[Begin RECORDS TO PROCESS]

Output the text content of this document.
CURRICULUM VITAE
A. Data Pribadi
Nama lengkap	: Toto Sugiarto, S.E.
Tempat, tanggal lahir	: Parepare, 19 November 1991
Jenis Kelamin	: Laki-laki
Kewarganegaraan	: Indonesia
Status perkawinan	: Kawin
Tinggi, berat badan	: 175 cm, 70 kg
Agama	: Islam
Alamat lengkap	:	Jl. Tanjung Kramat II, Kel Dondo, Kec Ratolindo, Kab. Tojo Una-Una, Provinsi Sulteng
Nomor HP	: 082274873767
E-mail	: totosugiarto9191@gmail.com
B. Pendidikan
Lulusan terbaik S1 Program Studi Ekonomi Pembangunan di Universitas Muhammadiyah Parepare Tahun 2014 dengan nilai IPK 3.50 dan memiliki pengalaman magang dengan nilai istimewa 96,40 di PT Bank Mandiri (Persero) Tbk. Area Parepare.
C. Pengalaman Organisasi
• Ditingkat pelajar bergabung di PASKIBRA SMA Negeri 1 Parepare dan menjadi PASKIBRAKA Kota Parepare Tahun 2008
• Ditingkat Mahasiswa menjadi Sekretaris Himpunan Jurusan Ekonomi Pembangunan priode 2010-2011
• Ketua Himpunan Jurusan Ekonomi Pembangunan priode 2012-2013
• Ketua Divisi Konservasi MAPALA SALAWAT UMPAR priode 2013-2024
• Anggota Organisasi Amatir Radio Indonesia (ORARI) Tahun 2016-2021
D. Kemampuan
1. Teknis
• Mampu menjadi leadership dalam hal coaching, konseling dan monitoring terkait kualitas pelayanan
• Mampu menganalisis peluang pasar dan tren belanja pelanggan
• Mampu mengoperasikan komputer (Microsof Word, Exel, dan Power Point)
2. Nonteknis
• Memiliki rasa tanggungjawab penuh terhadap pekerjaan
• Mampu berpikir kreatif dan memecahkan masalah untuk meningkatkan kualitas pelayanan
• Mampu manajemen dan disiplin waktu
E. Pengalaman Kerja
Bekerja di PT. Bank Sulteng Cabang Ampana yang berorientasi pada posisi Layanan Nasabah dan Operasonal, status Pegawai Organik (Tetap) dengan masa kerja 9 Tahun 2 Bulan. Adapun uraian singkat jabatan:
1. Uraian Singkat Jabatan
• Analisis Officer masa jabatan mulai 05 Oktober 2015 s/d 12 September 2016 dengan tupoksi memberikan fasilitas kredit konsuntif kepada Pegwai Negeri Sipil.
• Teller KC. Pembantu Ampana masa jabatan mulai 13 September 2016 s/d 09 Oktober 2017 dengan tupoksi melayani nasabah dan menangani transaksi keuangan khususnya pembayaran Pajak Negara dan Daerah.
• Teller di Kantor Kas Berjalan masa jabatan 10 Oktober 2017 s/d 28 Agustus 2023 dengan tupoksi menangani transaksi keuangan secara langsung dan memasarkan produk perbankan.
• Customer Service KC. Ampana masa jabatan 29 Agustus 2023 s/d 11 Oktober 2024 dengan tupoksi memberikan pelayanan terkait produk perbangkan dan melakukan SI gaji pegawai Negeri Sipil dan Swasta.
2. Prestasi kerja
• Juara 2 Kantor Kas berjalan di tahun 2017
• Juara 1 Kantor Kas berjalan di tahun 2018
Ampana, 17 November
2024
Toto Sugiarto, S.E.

[End RECORDS TO PROCESS]
[Begin RECORDS TO PROCESS]

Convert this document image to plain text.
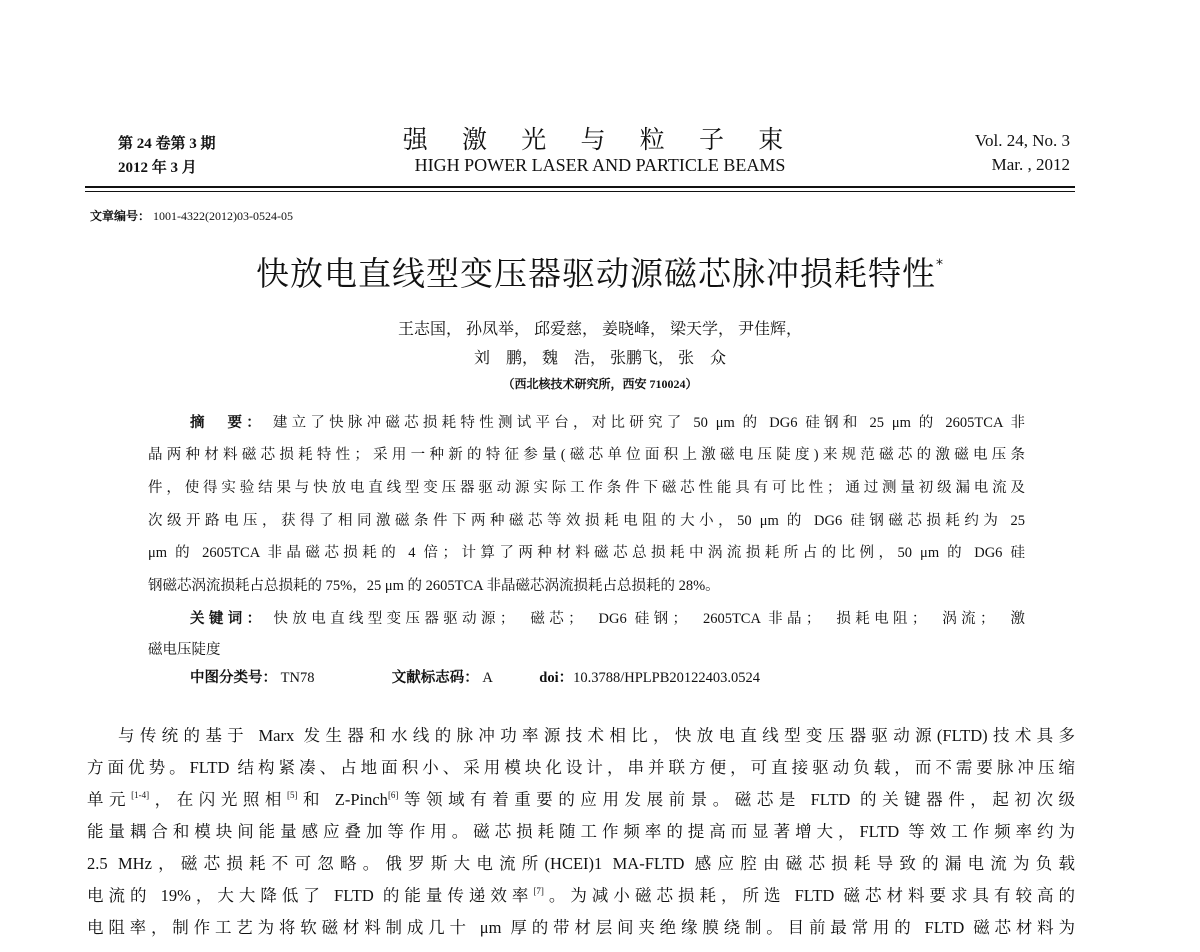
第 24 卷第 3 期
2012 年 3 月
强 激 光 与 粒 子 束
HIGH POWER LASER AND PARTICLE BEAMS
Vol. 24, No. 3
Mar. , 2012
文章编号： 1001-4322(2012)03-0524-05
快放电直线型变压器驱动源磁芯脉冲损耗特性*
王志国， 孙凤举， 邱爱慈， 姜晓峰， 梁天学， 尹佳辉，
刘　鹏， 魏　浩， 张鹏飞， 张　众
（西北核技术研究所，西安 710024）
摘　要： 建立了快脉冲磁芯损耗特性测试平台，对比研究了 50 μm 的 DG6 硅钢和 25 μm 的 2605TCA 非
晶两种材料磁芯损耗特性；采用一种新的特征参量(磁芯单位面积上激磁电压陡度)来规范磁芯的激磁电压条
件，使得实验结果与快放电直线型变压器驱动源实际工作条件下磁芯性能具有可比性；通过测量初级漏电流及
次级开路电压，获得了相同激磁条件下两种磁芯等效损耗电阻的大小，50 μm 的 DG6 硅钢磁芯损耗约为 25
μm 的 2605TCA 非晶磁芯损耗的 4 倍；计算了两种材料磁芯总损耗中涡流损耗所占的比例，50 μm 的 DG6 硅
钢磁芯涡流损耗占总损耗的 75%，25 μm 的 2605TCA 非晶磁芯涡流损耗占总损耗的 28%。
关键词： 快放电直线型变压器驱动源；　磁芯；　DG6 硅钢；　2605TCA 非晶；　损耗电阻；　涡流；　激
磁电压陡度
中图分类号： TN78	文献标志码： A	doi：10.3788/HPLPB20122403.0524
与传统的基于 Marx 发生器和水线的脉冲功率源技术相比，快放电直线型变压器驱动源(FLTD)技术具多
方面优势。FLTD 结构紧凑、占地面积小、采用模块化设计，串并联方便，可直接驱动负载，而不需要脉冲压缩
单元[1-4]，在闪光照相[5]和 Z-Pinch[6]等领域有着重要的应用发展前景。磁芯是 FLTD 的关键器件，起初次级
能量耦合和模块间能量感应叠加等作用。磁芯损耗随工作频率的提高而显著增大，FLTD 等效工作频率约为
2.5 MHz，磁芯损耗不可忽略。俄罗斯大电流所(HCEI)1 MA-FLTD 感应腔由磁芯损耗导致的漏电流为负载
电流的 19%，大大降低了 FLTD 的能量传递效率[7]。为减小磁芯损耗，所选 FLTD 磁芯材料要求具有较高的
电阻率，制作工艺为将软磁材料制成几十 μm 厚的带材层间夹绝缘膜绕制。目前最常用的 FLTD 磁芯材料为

[End RECORDS TO PROCESS]

• THE REQUEST: Look through the listing above. Pick out each line with "Kantor" and copy it.

• OUTPUT:
• Teller di Kantor Kas Berjalan masa jabatan 10 Oktober 2017 s/d 28 Agustus 2023 dengan tupoksi menangani transaksi keuangan secara langsung dan memasarkan produk perbankan.
• Juara 2 Kantor Kas berjalan di tahun 2017
• Juara 1 Kantor Kas berjalan di tahun 2018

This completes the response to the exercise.